EXERCISE
Tally the lines that include the word "реквизитов" and reply with nothing but the total.
★ ★ ★
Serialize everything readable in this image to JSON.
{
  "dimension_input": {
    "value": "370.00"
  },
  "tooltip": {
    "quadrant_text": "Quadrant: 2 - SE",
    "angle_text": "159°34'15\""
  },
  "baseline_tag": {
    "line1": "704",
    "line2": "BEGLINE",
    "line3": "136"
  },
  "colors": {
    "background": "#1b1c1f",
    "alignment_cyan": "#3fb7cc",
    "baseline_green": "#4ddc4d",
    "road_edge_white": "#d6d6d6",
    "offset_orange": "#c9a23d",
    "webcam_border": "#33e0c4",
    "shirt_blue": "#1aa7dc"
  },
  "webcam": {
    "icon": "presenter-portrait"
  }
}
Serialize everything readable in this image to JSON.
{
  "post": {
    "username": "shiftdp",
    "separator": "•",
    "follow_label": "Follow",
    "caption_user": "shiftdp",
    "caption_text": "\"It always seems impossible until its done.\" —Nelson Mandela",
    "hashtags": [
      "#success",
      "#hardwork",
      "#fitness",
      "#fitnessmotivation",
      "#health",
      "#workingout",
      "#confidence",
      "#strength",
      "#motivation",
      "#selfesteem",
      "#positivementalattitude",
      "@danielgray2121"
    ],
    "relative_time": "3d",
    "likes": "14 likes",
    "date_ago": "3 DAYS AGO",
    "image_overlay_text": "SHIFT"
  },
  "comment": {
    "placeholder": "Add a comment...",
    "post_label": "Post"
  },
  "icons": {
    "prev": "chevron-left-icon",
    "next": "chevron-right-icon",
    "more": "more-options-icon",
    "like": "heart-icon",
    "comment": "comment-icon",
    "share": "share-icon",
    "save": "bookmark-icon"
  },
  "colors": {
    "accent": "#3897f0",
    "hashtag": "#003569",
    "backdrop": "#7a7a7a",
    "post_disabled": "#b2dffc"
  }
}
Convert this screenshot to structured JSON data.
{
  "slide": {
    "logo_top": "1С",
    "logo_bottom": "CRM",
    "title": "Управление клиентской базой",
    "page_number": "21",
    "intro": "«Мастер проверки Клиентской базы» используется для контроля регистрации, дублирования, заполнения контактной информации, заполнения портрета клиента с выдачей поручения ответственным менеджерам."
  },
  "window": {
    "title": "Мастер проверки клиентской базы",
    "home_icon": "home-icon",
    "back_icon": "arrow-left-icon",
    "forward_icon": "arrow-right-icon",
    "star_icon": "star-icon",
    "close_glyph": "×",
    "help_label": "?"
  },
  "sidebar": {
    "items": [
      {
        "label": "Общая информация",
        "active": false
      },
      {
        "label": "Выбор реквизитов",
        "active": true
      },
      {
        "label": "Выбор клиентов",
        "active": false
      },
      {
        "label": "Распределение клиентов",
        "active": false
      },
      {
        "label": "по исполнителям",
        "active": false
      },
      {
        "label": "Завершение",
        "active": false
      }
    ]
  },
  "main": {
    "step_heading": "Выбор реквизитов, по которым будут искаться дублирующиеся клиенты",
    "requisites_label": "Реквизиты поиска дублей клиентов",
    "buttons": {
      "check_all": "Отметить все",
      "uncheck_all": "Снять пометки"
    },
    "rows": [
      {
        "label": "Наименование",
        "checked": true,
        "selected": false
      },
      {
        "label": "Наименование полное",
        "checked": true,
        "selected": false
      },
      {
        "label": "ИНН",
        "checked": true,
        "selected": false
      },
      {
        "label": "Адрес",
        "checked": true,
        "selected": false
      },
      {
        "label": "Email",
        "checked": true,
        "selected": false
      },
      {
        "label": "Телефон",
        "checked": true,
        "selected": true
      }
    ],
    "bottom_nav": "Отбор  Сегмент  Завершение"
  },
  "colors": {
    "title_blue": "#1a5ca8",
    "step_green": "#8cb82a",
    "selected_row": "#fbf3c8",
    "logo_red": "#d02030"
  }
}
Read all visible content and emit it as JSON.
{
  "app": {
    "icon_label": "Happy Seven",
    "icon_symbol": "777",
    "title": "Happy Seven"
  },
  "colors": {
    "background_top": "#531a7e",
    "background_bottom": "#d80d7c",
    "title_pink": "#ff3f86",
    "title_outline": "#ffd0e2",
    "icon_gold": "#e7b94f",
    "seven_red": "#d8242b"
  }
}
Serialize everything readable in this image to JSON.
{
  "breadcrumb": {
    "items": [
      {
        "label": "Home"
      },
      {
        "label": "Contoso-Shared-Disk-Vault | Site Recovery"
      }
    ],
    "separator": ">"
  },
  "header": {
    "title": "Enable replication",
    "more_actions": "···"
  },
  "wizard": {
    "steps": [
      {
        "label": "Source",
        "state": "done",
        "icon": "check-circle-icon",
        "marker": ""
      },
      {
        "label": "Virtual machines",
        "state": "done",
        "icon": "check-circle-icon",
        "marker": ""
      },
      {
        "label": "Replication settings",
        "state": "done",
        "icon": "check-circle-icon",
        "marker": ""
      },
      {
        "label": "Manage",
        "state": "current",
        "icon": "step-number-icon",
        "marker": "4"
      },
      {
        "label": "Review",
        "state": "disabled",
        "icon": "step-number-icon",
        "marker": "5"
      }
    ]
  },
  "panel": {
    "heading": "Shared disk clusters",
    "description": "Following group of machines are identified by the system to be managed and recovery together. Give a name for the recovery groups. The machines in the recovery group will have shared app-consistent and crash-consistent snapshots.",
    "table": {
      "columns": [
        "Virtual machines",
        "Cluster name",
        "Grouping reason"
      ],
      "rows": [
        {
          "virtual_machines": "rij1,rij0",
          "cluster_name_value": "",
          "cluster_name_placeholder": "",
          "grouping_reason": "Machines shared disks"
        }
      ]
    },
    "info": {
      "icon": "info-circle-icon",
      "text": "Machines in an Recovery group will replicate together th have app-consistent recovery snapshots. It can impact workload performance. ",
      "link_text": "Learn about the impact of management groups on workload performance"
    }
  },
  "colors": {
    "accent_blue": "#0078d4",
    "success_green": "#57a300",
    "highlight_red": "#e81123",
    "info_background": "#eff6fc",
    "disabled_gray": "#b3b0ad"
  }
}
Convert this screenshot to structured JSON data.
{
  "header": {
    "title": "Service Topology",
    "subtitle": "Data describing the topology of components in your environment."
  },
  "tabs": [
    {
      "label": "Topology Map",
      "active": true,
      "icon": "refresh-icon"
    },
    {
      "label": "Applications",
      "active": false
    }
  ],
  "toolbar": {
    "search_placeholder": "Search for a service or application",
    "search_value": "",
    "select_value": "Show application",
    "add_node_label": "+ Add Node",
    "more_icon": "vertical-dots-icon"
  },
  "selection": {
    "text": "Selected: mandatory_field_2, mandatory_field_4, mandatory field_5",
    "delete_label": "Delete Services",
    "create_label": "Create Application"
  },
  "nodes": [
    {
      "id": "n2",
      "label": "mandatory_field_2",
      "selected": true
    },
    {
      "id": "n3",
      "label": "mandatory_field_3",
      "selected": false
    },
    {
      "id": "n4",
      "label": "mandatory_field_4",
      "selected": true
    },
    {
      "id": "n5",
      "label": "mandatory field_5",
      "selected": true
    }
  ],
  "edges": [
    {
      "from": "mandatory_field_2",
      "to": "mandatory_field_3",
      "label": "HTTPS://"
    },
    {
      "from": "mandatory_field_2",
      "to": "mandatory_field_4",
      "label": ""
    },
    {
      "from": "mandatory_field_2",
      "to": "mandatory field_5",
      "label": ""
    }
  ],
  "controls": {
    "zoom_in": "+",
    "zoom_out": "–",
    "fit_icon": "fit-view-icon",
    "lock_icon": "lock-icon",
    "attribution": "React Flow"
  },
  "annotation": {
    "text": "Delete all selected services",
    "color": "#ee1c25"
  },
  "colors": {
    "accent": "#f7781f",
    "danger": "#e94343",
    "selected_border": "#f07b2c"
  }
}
★ ★ ★
CORRECT ANSWER
2